WORK TO DO | Copy each line of the records that contains the word "ylabel".

MATERIAL FOR THIS TASK |
((

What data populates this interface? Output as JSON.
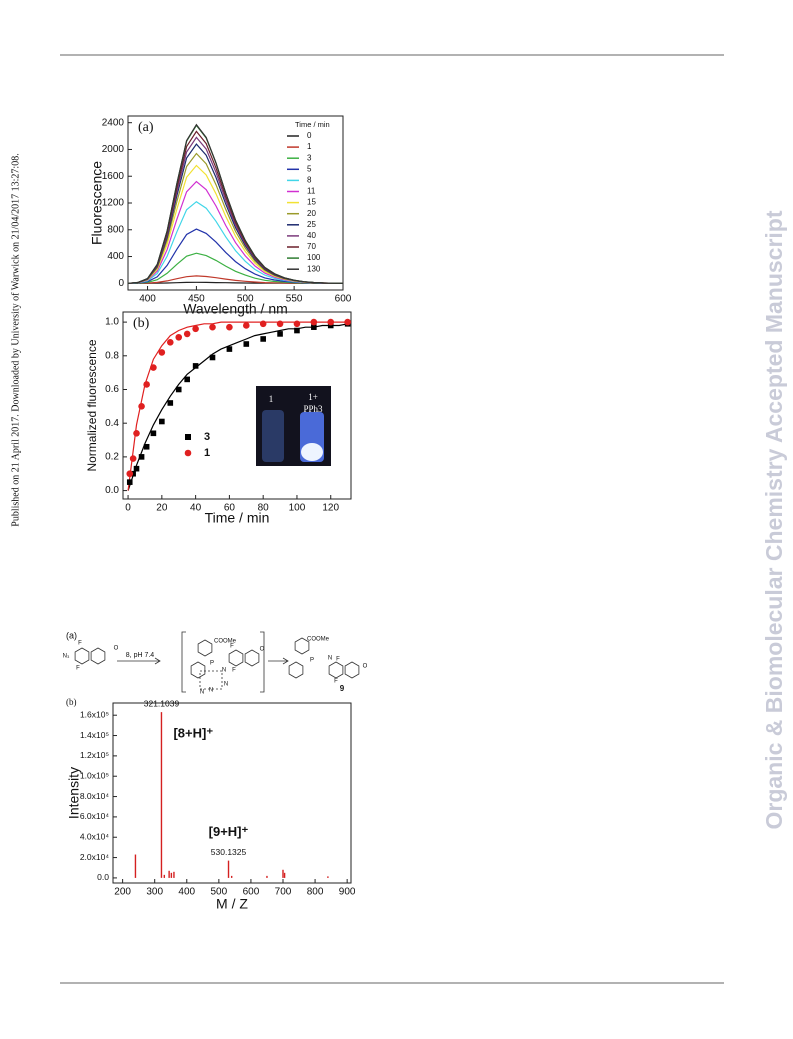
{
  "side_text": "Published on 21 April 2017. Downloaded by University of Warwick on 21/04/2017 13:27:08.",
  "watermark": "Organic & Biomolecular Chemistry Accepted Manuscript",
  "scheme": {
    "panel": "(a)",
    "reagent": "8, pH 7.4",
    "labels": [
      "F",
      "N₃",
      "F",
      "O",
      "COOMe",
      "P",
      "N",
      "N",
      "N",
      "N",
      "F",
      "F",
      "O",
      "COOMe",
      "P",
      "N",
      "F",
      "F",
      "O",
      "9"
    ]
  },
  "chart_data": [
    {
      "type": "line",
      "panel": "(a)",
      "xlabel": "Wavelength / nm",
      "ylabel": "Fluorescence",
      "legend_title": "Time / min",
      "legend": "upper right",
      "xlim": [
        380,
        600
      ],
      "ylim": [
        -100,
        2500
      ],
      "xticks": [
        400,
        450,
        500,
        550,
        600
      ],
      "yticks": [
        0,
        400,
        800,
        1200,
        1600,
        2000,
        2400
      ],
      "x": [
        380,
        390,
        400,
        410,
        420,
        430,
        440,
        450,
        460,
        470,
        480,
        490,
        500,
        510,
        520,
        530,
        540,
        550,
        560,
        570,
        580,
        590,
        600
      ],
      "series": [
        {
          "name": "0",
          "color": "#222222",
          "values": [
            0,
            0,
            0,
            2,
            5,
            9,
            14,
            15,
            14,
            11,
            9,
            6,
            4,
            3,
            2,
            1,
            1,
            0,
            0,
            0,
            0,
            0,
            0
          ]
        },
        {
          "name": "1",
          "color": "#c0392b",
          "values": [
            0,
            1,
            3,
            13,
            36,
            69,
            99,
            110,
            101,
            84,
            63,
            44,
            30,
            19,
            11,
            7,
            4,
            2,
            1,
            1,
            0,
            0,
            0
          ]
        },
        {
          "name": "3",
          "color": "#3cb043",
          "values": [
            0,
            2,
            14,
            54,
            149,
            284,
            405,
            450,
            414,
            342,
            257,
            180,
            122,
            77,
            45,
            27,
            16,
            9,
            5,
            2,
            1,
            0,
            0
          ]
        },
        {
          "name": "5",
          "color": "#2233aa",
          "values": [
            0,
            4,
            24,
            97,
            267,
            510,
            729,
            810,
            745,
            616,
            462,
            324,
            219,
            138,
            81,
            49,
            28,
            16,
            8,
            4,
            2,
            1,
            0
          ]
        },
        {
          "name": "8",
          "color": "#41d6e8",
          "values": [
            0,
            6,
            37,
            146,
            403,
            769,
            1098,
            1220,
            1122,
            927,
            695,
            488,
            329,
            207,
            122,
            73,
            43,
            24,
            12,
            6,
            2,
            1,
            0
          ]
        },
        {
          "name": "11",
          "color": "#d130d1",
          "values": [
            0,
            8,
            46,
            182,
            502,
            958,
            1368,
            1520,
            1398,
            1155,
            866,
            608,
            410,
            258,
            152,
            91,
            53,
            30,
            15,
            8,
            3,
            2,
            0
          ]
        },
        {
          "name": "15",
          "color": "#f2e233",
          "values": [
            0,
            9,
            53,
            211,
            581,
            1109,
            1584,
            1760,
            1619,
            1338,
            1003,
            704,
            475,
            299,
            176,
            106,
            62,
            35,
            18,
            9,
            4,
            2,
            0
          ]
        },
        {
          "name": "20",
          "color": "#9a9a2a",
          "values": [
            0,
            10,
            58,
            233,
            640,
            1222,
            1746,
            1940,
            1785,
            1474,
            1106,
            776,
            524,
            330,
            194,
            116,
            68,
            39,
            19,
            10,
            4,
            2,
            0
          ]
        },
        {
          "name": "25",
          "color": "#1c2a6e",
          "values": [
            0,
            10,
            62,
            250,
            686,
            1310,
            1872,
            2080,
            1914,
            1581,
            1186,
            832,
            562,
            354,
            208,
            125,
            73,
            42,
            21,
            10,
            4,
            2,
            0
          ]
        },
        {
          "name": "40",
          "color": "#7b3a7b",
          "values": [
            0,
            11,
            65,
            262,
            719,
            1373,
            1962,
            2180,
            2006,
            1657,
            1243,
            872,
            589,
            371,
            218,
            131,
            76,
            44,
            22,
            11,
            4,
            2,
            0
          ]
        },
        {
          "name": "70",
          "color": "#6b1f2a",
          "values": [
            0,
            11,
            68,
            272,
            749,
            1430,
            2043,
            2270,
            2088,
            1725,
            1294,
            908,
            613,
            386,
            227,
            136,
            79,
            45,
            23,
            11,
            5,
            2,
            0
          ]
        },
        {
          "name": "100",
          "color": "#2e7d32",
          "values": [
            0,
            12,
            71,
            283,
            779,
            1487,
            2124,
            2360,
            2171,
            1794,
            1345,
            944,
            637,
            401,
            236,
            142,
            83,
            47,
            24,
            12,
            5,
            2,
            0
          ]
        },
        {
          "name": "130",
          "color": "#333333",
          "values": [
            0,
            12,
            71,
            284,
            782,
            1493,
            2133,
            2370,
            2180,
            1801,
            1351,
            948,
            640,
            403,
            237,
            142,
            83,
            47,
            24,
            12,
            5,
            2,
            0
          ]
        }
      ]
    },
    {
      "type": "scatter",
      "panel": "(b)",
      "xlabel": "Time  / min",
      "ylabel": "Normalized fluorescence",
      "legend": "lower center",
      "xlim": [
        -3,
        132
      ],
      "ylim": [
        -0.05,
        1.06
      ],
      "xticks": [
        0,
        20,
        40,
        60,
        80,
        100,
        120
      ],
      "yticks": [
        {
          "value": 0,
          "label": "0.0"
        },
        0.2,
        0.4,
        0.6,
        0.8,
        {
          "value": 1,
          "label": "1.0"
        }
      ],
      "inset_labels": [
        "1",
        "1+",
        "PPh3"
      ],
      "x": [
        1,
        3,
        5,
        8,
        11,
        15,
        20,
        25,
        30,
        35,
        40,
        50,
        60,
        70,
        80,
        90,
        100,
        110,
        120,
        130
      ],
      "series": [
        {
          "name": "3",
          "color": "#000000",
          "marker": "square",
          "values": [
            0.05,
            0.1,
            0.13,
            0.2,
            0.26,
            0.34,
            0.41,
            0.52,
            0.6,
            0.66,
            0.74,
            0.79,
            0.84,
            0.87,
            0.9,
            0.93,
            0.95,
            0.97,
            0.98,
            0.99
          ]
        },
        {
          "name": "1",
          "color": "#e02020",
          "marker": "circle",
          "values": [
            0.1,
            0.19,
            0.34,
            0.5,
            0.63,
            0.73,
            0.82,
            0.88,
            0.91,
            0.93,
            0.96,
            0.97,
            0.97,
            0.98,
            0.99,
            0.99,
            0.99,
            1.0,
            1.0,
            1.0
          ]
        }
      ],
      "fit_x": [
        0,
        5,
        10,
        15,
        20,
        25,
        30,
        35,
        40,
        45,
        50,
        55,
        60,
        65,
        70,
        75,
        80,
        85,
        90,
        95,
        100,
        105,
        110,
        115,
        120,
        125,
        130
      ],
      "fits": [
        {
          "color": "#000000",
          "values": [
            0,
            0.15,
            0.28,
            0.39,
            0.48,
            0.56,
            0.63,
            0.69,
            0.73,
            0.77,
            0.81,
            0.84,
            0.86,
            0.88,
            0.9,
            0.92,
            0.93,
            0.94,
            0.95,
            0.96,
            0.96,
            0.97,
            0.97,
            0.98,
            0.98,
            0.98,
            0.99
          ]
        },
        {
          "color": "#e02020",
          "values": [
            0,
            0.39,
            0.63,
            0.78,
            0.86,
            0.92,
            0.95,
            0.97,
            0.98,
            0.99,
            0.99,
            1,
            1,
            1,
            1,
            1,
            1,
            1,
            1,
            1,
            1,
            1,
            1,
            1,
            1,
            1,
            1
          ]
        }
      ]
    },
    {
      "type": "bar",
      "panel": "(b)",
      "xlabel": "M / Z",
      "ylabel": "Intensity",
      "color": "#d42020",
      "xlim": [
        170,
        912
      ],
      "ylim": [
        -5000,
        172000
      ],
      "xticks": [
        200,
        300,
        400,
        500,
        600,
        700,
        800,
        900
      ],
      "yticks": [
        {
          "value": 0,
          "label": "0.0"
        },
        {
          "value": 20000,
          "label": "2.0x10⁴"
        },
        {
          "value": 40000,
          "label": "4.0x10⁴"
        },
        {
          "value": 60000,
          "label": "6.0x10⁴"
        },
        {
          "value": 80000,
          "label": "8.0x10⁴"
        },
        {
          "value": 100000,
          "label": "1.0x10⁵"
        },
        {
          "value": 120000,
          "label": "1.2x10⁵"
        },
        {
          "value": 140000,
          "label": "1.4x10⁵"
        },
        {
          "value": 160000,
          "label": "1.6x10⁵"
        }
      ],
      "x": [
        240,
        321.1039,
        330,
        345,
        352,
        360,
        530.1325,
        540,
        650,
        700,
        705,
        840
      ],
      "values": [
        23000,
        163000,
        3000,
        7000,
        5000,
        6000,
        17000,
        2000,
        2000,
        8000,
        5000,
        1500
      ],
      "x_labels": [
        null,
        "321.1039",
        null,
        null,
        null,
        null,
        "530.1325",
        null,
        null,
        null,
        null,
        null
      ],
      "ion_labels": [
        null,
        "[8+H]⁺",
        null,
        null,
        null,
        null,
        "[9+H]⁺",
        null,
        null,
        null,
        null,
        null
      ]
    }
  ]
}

))

EXERCISE OUTPUT |
      "ylabel": "Fluorescence",
      "ylabel": "Normalized fluorescence",
      "ylabel": "Intensity",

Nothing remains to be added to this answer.